### ROWS
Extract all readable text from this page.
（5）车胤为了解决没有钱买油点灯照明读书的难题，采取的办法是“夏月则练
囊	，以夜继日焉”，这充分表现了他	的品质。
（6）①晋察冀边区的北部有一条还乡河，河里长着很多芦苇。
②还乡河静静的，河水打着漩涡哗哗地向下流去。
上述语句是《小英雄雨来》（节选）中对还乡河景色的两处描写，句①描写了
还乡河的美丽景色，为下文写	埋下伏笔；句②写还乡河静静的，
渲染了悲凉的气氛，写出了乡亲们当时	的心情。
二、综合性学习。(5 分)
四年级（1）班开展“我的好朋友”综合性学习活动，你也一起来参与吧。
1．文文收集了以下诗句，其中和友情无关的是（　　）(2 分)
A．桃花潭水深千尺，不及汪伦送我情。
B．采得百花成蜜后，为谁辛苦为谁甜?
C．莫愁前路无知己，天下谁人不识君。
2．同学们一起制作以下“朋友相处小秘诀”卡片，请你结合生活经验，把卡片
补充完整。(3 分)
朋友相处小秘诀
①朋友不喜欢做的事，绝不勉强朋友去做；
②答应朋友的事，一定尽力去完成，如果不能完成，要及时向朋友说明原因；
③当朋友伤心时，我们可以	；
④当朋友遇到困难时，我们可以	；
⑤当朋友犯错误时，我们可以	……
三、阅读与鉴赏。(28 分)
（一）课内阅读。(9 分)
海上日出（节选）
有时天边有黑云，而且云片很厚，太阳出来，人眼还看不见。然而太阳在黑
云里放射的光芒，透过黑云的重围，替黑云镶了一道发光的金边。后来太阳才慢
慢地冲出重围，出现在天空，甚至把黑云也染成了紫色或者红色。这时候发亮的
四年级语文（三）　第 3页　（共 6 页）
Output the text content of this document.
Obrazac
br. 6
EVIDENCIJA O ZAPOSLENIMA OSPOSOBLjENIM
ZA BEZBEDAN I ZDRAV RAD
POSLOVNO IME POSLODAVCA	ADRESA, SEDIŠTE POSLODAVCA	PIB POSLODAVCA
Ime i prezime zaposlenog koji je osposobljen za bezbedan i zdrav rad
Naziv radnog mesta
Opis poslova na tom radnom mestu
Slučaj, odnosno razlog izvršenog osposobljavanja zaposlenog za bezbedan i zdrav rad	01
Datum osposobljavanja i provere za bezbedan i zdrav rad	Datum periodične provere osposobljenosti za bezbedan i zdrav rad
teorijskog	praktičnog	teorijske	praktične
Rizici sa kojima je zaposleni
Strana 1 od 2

### WORK TO COMPLETE
Reproduce all data above, unchanged.

### RESPONSE
Extract all readable text from this page.
（5）车胤为了解决没有钱买油点灯照明读书的难题，采取的办法是“夏月则练
囊	，以夜继日焉”，这充分表现了他	的品质。
（6）①晋察冀边区的北部有一条还乡河，河里长着很多芦苇。
②还乡河静静的，河水打着漩涡哗哗地向下流去。
上述语句是《小英雄雨来》（节选）中对还乡河景色的两处描写，句①描写了
还乡河的美丽景色，为下文写	埋下伏笔；句②写还乡河静静的，
渲染了悲凉的气氛，写出了乡亲们当时	的心情。
二、综合性学习。(5 分)
四年级（1）班开展“我的好朋友”综合性学习活动，你也一起来参与吧。
1．文文收集了以下诗句，其中和友情无关的是（　　）(2 分)
A．桃花潭水深千尺，不及汪伦送我情。
B．采得百花成蜜后，为谁辛苦为谁甜?
C．莫愁前路无知己，天下谁人不识君。
2．同学们一起制作以下“朋友相处小秘诀”卡片，请你结合生活经验，把卡片
补充完整。(3 分)
朋友相处小秘诀
①朋友不喜欢做的事，绝不勉强朋友去做；
②答应朋友的事，一定尽力去完成，如果不能完成，要及时向朋友说明原因；
③当朋友伤心时，我们可以	；
④当朋友遇到困难时，我们可以	；
⑤当朋友犯错误时，我们可以	……
三、阅读与鉴赏。(28 分)
（一）课内阅读。(9 分)
海上日出（节选）
有时天边有黑云，而且云片很厚，太阳出来，人眼还看不见。然而太阳在黑
云里放射的光芒，透过黑云的重围，替黑云镶了一道发光的金边。后来太阳才慢
慢地冲出重围，出现在天空，甚至把黑云也染成了紫色或者红色。这时候发亮的
四年级语文（三）　第 3页　（共 6 页）
Output the text content of this document.
Obrazac
br. 6
EVIDENCIJA O ZAPOSLENIMA OSPOSOBLjENIM
ZA BEZBEDAN I ZDRAV RAD
POSLOVNO IME POSLODAVCA	ADRESA, SEDIŠTE POSLODAVCA	PIB POSLODAVCA
Ime i prezime zaposlenog koji je osposobljen za bezbedan i zdrav rad
Naziv radnog mesta
Opis poslova na tom radnom mestu
Slučaj, odnosno razlog izvršenog osposobljavanja zaposlenog za bezbedan i zdrav rad	01
Datum osposobljavanja i provere za bezbedan i zdrav rad	Datum periodične provere osposobljenosti za bezbedan i zdrav rad
teorijskog	praktičnog	teorijske	praktične
Rizici sa kojima je zaposleni
Strana 1 od 2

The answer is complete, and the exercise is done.